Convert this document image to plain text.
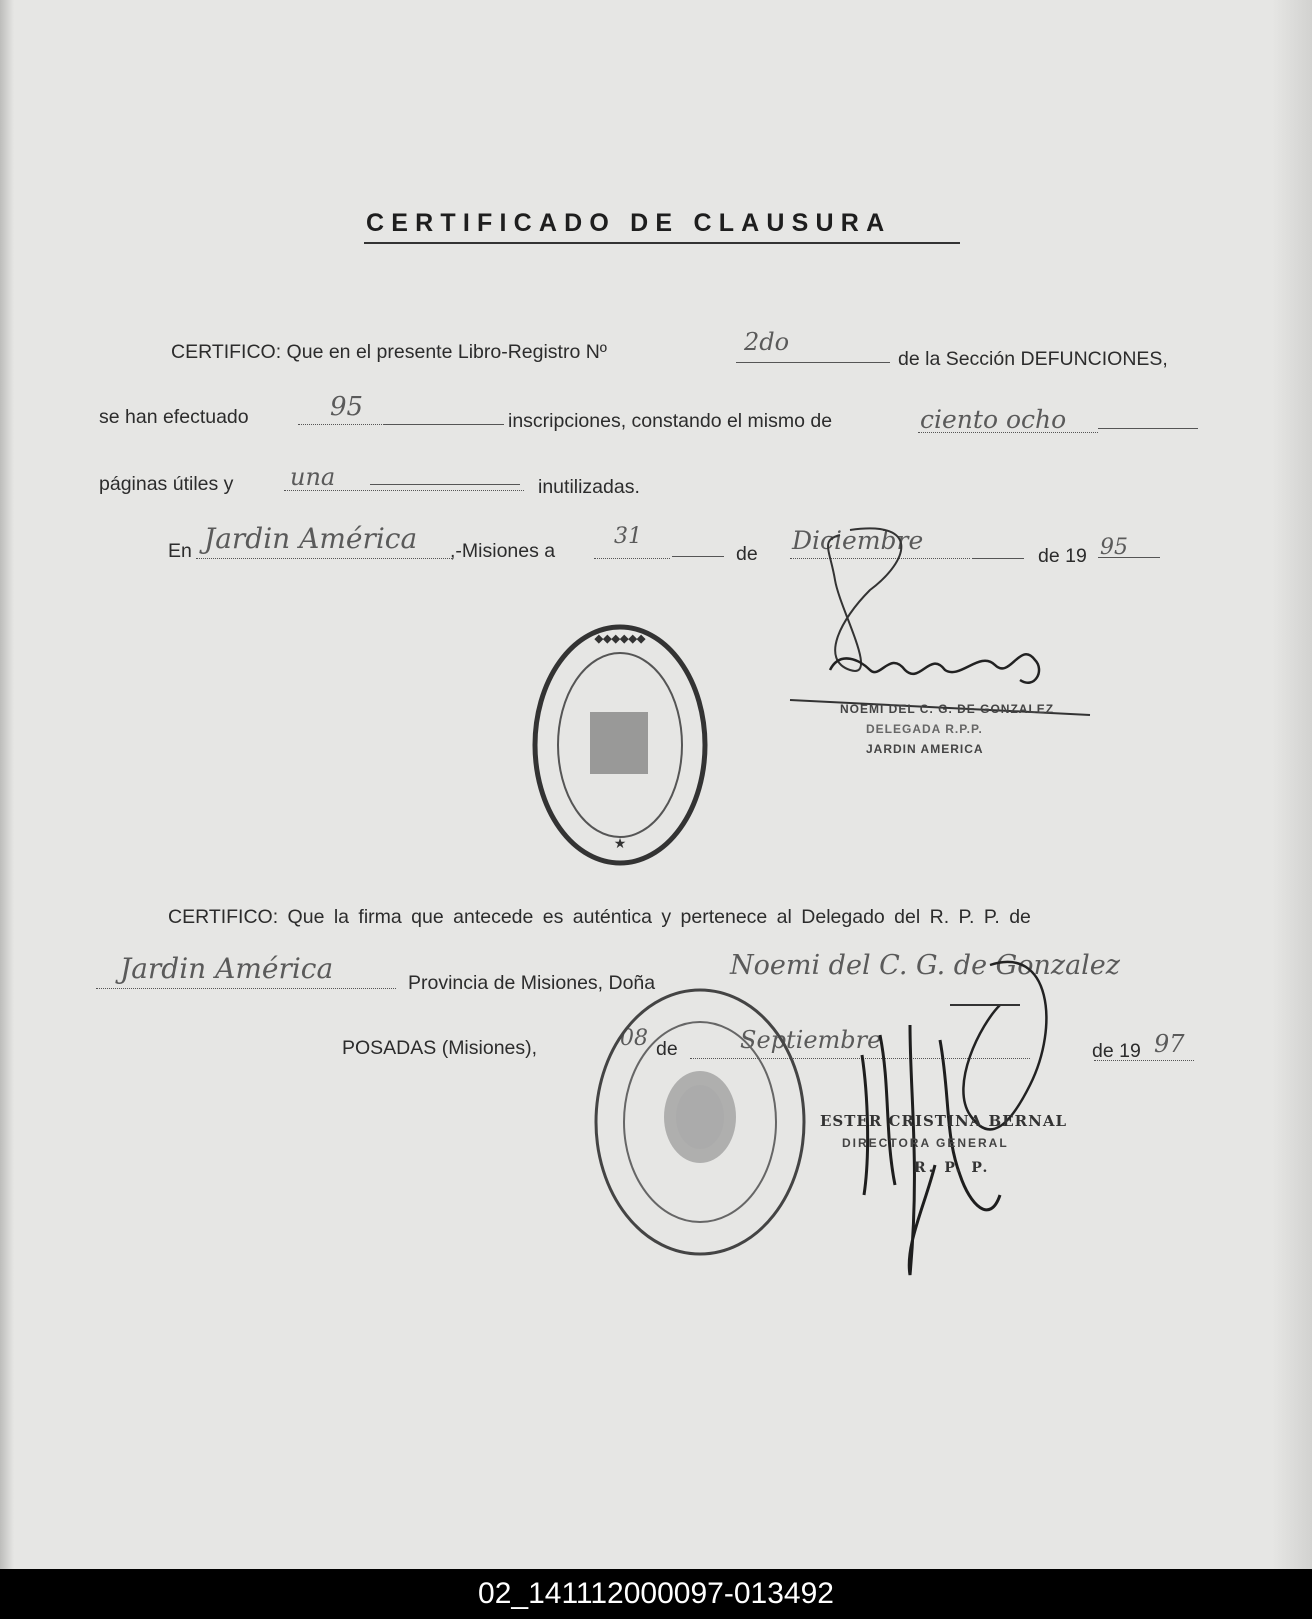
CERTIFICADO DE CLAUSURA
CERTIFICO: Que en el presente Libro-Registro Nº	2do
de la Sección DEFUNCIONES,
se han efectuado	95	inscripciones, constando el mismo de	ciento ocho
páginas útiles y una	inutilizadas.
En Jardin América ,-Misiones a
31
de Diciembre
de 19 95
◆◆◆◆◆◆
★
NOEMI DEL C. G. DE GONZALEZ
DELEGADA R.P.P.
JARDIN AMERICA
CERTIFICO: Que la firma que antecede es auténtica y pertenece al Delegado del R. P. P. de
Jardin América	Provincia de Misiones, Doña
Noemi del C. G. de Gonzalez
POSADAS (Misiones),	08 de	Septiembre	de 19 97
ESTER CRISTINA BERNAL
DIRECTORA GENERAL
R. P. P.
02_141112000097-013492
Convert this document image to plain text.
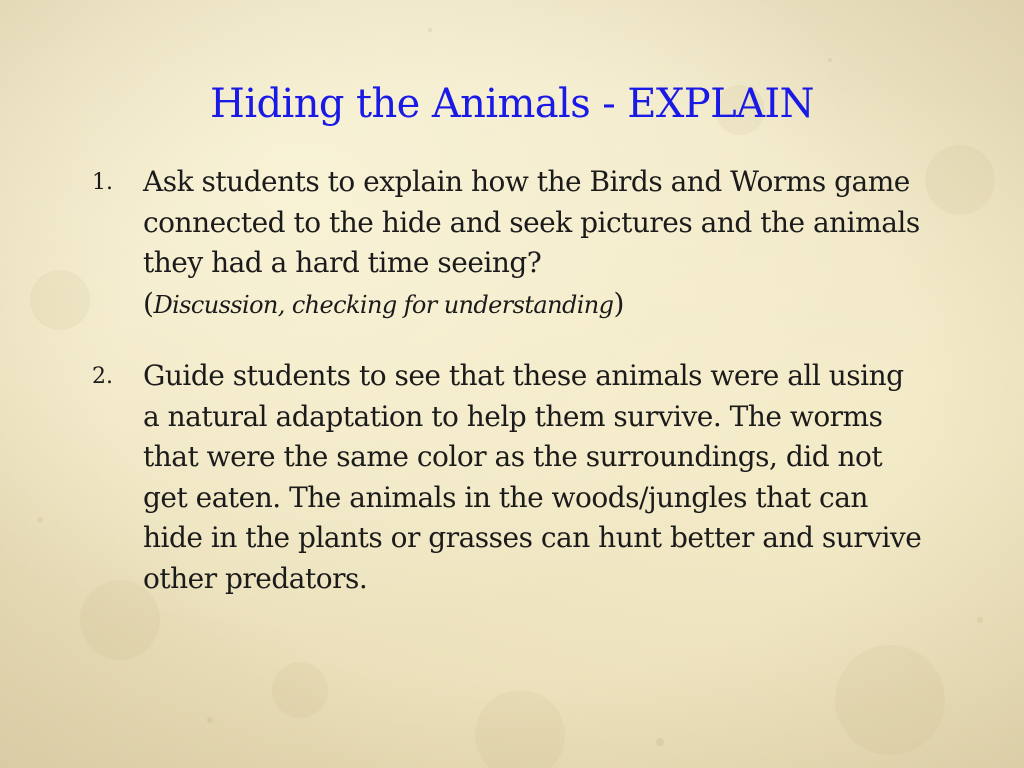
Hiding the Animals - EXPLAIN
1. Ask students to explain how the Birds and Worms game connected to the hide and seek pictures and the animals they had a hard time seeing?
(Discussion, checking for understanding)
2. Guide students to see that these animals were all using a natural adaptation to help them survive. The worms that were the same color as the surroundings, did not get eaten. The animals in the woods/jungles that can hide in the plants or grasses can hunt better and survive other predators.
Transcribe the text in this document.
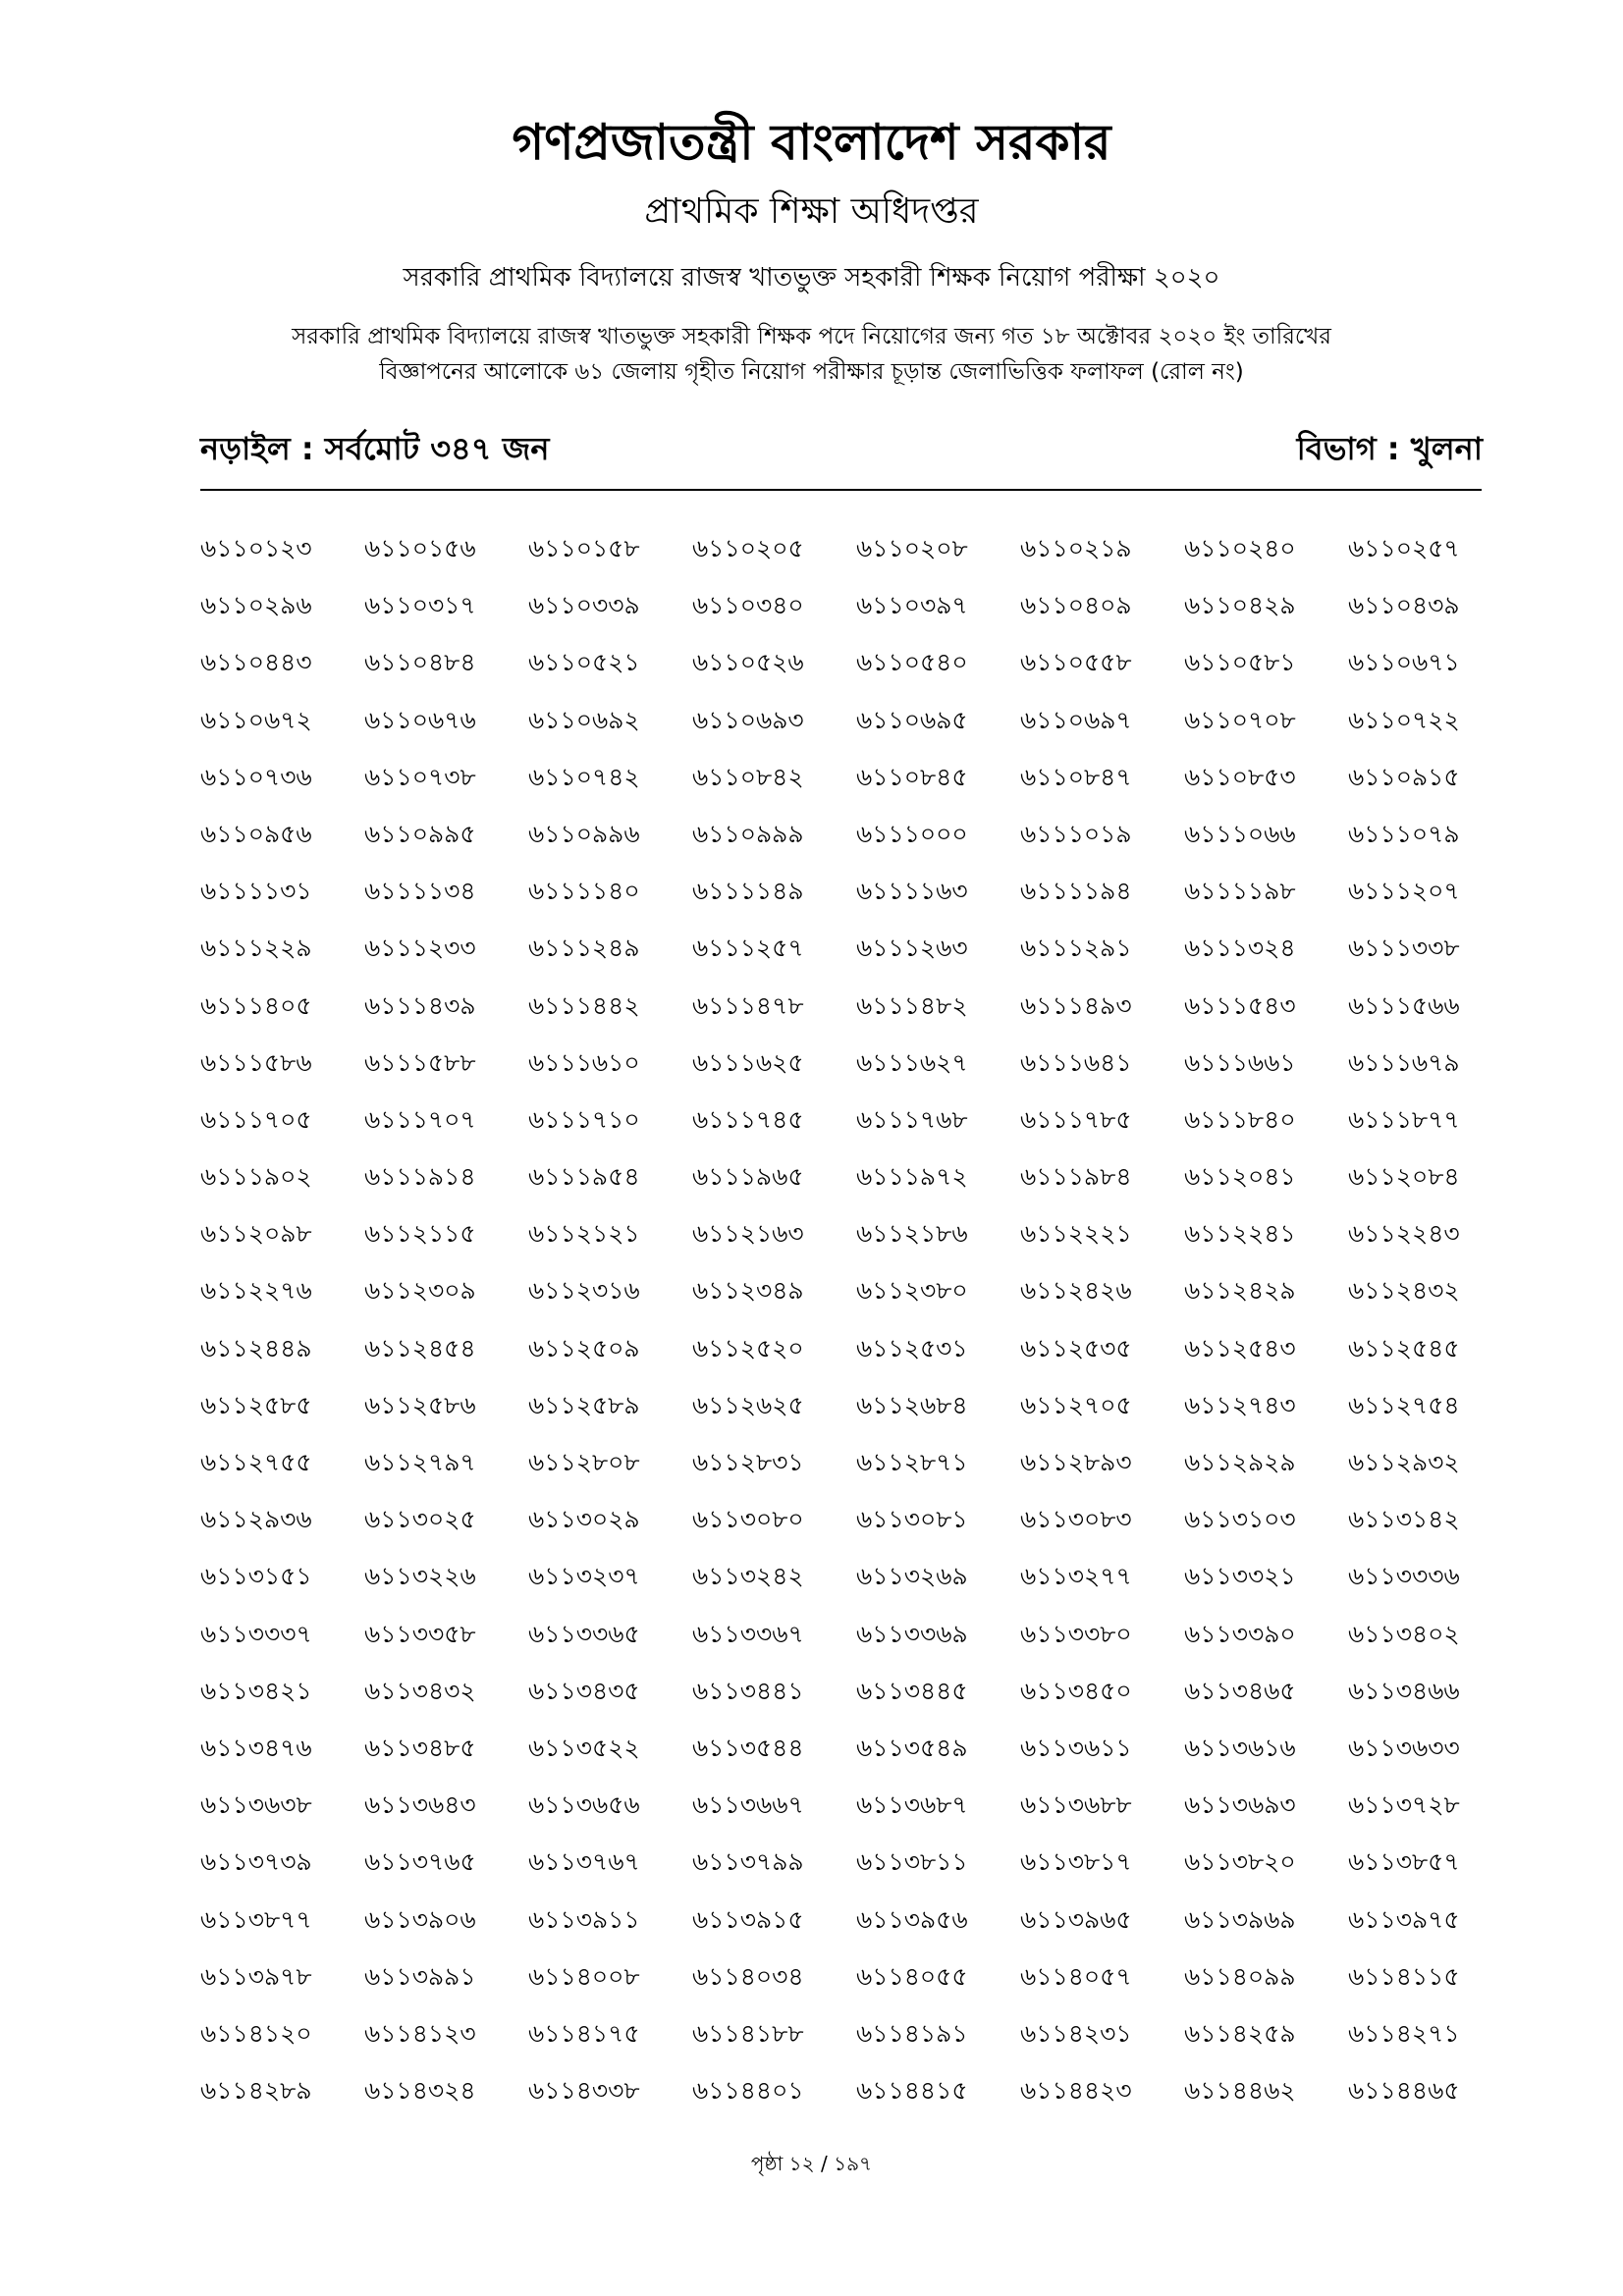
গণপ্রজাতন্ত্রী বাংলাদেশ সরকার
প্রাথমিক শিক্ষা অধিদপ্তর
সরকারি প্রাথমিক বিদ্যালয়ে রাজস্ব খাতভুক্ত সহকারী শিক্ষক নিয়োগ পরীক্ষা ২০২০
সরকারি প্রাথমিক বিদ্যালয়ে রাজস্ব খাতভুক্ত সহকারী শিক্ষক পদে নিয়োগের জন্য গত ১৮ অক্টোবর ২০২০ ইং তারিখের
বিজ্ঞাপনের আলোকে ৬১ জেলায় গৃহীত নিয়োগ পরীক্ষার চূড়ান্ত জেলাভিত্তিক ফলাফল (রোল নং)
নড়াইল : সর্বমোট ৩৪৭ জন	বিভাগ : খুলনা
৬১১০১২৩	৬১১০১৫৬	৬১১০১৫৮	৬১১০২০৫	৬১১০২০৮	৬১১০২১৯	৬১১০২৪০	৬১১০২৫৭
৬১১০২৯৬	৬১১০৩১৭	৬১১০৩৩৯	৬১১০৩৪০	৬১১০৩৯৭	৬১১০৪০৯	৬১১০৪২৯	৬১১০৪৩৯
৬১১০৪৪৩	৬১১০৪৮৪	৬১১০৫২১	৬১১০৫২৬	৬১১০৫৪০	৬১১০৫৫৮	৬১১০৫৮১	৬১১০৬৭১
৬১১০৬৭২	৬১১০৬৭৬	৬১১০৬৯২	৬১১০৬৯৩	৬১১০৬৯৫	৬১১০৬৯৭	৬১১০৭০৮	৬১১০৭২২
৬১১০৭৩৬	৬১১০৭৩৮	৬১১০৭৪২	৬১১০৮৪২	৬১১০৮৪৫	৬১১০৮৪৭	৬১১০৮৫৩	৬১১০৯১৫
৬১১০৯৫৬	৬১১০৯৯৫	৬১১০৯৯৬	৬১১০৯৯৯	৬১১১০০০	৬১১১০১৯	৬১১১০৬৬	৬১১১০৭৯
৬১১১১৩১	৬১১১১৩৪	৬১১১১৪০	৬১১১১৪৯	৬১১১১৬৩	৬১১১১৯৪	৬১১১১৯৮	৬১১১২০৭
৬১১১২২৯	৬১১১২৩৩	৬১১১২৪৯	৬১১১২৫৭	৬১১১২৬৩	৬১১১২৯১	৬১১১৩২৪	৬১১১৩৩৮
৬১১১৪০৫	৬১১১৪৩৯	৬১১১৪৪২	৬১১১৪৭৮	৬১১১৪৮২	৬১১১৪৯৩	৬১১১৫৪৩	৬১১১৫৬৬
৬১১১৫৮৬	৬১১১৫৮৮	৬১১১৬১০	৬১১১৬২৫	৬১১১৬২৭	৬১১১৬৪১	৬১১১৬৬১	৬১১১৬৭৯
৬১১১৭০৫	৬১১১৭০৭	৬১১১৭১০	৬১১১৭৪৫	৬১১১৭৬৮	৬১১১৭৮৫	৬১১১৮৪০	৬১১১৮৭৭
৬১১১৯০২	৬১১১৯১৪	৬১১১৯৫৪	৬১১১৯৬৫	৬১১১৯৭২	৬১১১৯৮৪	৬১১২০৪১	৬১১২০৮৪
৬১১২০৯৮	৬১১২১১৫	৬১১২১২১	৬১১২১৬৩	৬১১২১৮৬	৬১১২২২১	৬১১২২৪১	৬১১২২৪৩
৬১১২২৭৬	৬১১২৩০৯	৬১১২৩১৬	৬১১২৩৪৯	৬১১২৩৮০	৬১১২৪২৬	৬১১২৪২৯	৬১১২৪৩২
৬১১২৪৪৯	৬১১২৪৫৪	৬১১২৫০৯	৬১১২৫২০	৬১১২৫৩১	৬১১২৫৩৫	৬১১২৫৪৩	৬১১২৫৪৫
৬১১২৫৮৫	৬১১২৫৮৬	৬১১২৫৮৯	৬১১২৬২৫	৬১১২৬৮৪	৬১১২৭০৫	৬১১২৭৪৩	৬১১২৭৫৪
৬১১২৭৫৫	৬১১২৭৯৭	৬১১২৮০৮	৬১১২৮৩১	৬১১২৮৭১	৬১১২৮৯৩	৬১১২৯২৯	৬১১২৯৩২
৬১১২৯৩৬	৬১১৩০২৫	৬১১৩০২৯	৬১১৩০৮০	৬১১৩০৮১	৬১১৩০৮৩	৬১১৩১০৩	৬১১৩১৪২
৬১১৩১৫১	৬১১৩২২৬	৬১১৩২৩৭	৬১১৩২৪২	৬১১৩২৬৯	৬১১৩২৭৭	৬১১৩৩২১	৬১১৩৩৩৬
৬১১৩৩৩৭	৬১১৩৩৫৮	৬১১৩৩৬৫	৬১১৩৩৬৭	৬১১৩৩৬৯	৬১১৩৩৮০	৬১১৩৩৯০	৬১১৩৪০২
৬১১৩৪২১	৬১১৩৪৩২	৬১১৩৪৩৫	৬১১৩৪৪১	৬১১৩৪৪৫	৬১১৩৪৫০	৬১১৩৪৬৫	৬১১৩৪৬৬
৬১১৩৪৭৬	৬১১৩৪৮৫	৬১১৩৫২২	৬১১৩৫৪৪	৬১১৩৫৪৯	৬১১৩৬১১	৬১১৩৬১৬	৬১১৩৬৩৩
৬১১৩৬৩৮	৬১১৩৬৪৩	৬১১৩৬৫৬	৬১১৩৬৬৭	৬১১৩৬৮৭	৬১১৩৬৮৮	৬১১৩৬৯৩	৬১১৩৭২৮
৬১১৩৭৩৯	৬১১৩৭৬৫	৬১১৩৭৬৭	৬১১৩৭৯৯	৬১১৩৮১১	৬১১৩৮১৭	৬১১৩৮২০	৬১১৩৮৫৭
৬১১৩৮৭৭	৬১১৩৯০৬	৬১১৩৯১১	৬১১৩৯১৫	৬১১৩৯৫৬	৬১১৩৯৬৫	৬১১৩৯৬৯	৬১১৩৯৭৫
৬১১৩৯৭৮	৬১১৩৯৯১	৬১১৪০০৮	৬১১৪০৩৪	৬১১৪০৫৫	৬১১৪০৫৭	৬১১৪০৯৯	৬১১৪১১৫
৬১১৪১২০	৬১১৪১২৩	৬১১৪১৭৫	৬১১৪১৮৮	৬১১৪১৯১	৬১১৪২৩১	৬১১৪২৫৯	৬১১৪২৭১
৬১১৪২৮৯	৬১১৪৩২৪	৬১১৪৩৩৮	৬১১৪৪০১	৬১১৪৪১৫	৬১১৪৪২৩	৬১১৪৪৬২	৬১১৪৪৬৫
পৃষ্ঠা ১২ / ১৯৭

- Aim
Gather every line from the entries above where the word "students" appears, and copy them.

- Problem solution
1. Ask students to explain how the Birds and Worms game connected to the hide and seek pictures and the animals they had a hard time seeing?
2. Guide students to see that these animals were all using a natural adaptation to help them survive. The worms that were the same color as the surroundings, did not get eaten. The animals in the woods/jungles that can hide in the plants or grasses can hunt better and survive other predators.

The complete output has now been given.